Your task is to transcribe the data in full.

▽

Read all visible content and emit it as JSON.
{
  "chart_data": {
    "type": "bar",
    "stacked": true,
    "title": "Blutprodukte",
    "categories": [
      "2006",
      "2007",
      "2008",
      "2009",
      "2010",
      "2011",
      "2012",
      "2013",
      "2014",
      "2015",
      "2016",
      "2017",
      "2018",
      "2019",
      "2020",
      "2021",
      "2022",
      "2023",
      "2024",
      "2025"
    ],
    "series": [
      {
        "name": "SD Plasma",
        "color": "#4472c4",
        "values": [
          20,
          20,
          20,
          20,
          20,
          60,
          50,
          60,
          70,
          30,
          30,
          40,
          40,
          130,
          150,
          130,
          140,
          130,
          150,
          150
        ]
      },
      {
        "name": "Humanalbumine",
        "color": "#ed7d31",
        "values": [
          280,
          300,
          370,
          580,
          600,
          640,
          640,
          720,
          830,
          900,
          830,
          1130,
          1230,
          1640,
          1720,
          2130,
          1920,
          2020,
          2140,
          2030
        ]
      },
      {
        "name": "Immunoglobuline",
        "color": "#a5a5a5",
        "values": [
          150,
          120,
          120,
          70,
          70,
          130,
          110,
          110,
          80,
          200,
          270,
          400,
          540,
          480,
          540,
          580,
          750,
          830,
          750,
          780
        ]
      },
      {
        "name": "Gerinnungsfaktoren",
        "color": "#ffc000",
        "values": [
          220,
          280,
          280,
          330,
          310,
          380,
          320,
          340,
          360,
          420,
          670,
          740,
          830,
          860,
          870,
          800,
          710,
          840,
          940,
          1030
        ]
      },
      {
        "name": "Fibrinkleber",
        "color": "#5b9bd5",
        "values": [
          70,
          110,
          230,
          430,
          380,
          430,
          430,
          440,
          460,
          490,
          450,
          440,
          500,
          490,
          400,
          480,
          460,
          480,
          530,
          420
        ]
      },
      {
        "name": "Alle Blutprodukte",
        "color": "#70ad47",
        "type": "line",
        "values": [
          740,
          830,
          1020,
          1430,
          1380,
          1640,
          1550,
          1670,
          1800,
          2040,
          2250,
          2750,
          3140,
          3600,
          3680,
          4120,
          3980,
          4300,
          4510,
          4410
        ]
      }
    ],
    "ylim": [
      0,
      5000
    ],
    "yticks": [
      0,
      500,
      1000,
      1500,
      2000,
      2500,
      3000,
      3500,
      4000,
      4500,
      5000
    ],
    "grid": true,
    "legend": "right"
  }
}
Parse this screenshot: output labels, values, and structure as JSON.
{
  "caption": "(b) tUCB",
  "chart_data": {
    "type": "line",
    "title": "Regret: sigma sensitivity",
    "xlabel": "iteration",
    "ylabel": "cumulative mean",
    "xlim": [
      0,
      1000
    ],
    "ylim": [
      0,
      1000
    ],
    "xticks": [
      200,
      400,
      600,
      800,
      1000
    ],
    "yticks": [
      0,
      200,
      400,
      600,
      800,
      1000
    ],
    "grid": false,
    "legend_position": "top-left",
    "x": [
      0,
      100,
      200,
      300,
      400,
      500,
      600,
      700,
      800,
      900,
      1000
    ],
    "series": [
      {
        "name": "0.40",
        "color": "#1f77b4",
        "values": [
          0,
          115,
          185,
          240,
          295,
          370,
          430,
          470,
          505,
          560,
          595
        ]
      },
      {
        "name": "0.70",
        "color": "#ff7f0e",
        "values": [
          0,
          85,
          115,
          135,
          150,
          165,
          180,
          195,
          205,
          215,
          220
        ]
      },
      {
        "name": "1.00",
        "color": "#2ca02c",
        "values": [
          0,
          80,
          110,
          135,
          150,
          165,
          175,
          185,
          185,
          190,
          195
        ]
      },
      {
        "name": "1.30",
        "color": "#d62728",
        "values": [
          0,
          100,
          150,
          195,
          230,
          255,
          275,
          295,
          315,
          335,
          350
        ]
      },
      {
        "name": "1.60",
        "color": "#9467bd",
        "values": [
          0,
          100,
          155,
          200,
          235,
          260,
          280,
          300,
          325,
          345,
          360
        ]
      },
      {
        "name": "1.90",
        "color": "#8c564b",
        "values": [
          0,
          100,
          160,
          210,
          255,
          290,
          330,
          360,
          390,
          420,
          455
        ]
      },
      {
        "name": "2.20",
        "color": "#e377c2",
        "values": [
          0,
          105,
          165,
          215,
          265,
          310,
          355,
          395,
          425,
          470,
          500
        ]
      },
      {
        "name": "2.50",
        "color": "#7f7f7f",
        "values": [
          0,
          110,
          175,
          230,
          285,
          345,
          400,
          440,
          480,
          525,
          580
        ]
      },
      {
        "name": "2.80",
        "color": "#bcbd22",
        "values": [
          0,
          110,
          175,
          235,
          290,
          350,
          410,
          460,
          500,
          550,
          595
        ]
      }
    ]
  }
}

△

■ Answer to the task
Read all visible content and emit it as JSON.
{
  "chart_data": {
    "type": "bar",
    "stacked": true,
    "title": "Blutprodukte",
    "categories": [
      "2006",
      "2007",
      "2008",
      "2009",
      "2010",
      "2011",
      "2012",
      "2013",
      "2014",
      "2015",
      "2016",
      "2017",
      "2018",
      "2019",
      "2020",
      "2021",
      "2022",
      "2023",
      "2024",
      "2025"
    ],
    "series": [
      {
        "name": "SD Plasma",
        "color": "#4472c4",
        "values": [
          20,
          20,
          20,
          20,
          20,
          60,
          50,
          60,
          70,
          30,
          30,
          40,
          40,
          130,
          150,
          130,
          140,
          130,
          150,
          150
        ]
      },
      {
        "name": "Humanalbumine",
        "color": "#ed7d31",
        "values": [
          280,
          300,
          370,
          580,
          600,
          640,
          640,
          720,
          830,
          900,
          830,
          1130,
          1230,
          1640,
          1720,
          2130,
          1920,
          2020,
          2140,
          2030
        ]
      },
      {
        "name": "Immunoglobuline",
        "color": "#a5a5a5",
        "values": [
          150,
          120,
          120,
          70,
          70,
          130,
          110,
          110,
          80,
          200,
          270,
          400,
          540,
          480,
          540,
          580,
          750,
          830,
          750,
          780
        ]
      },
      {
        "name": "Gerinnungsfaktoren",
        "color": "#ffc000",
        "values": [
          220,
          280,
          280,
          330,
          310,
          380,
          320,
          340,
          360,
          420,
          670,
          740,
          830,
          860,
          870,
          800,
          710,
          840,
          940,
          1030
        ]
      },
      {
        "name": "Fibrinkleber",
        "color": "#5b9bd5",
        "values": [
          70,
          110,
          230,
          430,
          380,
          430,
          430,
          440,
          460,
          490,
          450,
          440,
          500,
          490,
          400,
          480,
          460,
          480,
          530,
          420
        ]
      },
      {
        "name": "Alle Blutprodukte",
        "color": "#70ad47",
        "type": "line",
        "values": [
          740,
          830,
          1020,
          1430,
          1380,
          1640,
          1550,
          1670,
          1800,
          2040,
          2250,
          2750,
          3140,
          3600,
          3680,
          4120,
          3980,
          4300,
          4510,
          4410
        ]
      }
    ],
    "ylim": [
      0,
      5000
    ],
    "yticks": [
      0,
      500,
      1000,
      1500,
      2000,
      2500,
      3000,
      3500,
      4000,
      4500,
      5000
    ],
    "grid": true,
    "legend": "right"
  }
}
Parse this screenshot: output labels, values, and structure as JSON.
{
  "caption": "(b) tUCB",
  "chart_data": {
    "type": "line",
    "title": "Regret: sigma sensitivity",
    "xlabel": "iteration",
    "ylabel": "cumulative mean",
    "xlim": [
      0,
      1000
    ],
    "ylim": [
      0,
      1000
    ],
    "xticks": [
      200,
      400,
      600,
      800,
      1000
    ],
    "yticks": [
      0,
      200,
      400,
      600,
      800,
      1000
    ],
    "grid": false,
    "legend_position": "top-left",
    "x": [
      0,
      100,
      200,
      300,
      400,
      500,
      600,
      700,
      800,
      900,
      1000
    ],
    "series": [
      {
        "name": "0.40",
        "color": "#1f77b4",
        "values": [
          0,
          115,
          185,
          240,
          295,
          370,
          430,
          470,
          505,
          560,
          595
        ]
      },
      {
        "name": "0.70",
        "color": "#ff7f0e",
        "values": [
          0,
          85,
          115,
          135,
          150,
          165,
          180,
          195,
          205,
          215,
          220
        ]
      },
      {
        "name": "1.00",
        "color": "#2ca02c",
        "values": [
          0,
          80,
          110,
          135,
          150,
          165,
          175,
          185,
          185,
          190,
          195
        ]
      },
      {
        "name": "1.30",
        "color": "#d62728",
        "values": [
          0,
          100,
          150,
          195,
          230,
          255,
          275,
          295,
          315,
          335,
          350
        ]
      },
      {
        "name": "1.60",
        "color": "#9467bd",
        "values": [
          0,
          100,
          155,
          200,
          235,
          260,
          280,
          300,
          325,
          345,
          360
        ]
      },
      {
        "name": "1.90",
        "color": "#8c564b",
        "values": [
          0,
          100,
          160,
          210,
          255,
          290,
          330,
          360,
          390,
          420,
          455
        ]
      },
      {
        "name": "2.20",
        "color": "#e377c2",
        "values": [
          0,
          105,
          165,
          215,
          265,
          310,
          355,
          395,
          425,
          470,
          500
        ]
      },
      {
        "name": "2.50",
        "color": "#7f7f7f",
        "values": [
          0,
          110,
          175,
          230,
          285,
          345,
          400,
          440,
          480,
          525,
          580
        ]
      },
      {
        "name": "2.80",
        "color": "#bcbd22",
        "values": [
          0,
          110,
          175,
          235,
          290,
          350,
          410,
          460,
          500,
          550,
          595
        ]
      }
    ]
  }
}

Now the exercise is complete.